--- SHORT PROBLEM ---
Check each line below for the word "icon" and give the number of lines that have it, nothing more.

[Dataset records]

○ ○ ○

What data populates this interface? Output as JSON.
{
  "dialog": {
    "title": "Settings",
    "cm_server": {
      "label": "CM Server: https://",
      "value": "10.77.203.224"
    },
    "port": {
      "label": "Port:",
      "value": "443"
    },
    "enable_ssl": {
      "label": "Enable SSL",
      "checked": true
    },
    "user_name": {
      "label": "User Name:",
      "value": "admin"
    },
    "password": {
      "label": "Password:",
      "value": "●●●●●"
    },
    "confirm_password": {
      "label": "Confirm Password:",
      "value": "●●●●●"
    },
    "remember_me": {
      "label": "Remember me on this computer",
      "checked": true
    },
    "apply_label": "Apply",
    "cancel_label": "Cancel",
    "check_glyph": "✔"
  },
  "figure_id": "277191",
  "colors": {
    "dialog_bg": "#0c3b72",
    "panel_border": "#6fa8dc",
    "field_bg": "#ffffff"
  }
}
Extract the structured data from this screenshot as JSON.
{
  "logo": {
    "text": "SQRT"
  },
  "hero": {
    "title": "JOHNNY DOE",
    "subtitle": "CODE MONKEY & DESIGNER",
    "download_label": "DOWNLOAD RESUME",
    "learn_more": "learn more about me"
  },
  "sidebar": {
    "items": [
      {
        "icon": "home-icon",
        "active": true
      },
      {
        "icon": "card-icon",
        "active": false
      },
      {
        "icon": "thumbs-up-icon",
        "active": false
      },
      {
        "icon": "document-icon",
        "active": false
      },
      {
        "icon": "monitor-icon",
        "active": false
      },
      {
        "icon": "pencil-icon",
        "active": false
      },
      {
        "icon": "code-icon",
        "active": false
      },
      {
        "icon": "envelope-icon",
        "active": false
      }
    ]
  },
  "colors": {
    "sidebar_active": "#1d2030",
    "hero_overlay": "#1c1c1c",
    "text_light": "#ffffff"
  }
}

○ ○ ○

--- TASK RESPONSE ---
8